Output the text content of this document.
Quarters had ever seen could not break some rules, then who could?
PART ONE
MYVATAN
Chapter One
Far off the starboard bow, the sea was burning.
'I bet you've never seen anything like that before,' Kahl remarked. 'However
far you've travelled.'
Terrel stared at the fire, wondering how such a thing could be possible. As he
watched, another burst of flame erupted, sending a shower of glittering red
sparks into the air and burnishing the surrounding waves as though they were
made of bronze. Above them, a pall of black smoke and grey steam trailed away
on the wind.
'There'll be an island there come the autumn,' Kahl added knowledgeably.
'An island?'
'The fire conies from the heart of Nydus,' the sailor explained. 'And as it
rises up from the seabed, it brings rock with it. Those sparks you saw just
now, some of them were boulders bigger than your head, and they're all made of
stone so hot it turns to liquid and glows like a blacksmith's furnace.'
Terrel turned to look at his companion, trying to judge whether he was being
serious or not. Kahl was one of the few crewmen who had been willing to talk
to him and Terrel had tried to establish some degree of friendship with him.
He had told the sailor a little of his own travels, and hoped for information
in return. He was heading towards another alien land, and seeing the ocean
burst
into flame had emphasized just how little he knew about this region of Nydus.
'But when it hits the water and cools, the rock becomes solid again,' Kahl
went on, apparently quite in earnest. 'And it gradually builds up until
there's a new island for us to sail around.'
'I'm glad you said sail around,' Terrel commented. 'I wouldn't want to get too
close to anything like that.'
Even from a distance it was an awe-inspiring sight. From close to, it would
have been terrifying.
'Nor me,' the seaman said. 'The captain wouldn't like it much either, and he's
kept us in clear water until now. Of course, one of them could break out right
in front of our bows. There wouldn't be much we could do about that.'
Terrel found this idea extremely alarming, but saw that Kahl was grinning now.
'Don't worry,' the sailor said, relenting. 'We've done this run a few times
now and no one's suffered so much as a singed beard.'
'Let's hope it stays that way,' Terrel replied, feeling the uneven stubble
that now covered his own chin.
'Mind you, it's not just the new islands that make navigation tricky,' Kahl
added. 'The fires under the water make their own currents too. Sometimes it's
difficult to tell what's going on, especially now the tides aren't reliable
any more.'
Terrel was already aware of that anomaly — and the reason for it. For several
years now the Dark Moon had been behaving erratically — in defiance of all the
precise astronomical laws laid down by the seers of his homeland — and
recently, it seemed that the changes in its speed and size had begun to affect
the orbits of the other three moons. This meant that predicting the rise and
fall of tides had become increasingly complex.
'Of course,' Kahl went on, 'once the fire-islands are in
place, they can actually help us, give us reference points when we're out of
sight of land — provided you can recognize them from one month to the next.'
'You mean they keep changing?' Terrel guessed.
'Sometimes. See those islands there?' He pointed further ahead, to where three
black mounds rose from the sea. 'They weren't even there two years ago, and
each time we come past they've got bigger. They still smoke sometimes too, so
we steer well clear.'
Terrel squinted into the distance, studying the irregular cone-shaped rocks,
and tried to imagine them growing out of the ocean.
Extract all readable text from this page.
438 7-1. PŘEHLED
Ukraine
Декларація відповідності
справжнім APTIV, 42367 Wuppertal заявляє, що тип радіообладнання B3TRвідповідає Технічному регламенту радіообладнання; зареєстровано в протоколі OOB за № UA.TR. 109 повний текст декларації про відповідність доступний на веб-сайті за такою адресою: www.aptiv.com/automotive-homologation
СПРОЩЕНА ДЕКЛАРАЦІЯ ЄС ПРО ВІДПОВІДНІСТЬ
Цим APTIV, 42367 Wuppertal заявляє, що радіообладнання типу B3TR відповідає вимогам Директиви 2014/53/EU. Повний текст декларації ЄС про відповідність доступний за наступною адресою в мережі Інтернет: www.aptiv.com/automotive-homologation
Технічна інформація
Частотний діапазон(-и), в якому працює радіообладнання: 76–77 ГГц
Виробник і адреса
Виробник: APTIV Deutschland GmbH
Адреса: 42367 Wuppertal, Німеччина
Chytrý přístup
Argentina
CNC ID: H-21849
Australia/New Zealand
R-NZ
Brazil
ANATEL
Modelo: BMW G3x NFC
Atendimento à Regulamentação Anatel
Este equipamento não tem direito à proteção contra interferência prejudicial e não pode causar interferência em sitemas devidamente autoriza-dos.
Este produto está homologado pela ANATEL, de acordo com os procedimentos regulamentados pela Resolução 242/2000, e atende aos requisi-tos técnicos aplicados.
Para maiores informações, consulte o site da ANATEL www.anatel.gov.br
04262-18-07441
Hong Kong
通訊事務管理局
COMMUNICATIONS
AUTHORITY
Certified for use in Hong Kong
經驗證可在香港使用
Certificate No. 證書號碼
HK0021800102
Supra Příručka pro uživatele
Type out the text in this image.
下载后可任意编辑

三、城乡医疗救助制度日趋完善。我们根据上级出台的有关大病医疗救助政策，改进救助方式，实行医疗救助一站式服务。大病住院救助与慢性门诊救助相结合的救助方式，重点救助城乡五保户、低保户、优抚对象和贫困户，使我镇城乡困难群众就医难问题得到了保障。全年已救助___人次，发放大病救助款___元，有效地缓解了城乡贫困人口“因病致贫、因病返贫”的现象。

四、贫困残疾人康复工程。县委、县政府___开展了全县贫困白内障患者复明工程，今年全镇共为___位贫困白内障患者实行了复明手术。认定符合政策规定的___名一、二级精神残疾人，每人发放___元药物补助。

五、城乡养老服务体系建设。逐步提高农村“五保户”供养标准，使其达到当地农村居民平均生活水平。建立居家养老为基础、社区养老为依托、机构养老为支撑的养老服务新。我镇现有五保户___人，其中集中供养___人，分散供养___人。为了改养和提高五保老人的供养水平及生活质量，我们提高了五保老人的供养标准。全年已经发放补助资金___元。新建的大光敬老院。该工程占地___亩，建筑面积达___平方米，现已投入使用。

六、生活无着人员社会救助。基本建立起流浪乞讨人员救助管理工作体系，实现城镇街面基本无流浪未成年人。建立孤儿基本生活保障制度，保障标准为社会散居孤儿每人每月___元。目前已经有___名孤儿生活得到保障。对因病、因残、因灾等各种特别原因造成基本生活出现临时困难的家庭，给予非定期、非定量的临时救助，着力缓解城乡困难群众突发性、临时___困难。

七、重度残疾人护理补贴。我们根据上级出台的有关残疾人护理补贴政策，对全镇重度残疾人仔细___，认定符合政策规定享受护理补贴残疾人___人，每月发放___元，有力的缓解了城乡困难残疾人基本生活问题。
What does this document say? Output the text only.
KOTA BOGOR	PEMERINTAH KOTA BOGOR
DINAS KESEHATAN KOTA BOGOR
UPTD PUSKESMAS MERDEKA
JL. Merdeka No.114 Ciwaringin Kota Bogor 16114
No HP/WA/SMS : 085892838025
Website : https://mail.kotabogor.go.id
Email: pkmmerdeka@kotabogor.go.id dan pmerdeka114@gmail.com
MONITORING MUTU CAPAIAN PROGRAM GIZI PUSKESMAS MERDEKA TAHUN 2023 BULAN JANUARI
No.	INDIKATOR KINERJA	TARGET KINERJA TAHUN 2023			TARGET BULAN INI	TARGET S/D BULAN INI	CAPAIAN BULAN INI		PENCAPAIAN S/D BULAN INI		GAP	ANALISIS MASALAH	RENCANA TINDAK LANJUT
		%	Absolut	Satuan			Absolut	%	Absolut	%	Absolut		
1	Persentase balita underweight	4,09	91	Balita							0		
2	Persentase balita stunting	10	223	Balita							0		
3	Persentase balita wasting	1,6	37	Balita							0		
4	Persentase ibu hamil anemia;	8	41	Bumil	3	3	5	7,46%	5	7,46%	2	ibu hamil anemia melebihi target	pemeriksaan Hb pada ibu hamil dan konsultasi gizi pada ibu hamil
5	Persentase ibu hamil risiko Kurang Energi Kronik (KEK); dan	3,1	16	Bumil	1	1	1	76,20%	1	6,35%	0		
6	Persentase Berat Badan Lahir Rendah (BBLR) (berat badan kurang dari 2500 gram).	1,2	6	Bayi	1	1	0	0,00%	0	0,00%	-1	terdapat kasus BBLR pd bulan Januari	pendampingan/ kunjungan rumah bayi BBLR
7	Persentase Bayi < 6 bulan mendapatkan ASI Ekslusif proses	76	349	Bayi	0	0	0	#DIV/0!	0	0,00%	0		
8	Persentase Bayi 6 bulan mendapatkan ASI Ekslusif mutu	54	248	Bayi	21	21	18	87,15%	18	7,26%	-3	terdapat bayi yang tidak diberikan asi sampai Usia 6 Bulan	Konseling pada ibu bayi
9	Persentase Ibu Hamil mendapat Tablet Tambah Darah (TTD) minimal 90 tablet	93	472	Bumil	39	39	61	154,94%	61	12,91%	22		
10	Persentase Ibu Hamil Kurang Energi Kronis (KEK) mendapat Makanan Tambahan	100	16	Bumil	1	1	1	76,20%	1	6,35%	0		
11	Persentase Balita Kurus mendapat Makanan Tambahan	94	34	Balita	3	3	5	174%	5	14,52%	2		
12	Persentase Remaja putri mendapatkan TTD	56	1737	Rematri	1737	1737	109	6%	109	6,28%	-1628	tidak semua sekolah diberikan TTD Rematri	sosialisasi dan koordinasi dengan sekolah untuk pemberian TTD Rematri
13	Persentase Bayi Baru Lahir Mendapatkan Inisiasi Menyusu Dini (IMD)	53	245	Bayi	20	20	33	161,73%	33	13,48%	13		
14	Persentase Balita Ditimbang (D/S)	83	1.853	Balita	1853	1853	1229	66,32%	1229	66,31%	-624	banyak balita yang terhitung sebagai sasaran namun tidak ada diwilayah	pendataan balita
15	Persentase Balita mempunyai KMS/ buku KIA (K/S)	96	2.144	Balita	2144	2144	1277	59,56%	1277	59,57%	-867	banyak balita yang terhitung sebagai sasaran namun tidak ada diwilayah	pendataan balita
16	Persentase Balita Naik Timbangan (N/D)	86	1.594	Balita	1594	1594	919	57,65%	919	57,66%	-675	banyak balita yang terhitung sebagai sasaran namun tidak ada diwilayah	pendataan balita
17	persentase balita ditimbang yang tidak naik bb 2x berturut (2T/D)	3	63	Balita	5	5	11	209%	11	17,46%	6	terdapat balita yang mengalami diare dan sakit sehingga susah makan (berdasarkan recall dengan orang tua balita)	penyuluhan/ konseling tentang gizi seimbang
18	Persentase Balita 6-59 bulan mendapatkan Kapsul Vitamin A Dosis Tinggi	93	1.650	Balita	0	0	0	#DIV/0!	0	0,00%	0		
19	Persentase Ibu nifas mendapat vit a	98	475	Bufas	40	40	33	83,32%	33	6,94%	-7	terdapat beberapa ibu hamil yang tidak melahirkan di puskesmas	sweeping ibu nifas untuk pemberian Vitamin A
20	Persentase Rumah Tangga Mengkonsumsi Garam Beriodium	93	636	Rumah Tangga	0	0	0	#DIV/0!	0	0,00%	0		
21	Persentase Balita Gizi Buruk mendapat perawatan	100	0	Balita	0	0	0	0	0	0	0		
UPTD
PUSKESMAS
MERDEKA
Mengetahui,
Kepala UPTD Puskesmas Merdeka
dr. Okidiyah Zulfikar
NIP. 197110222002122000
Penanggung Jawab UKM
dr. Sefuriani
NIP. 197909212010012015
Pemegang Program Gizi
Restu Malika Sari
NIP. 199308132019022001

————————

• THE PROBLEM: A number is the only answer here: how many lines of the material above contain "kotabogor"?

• FINISHED TASK: 2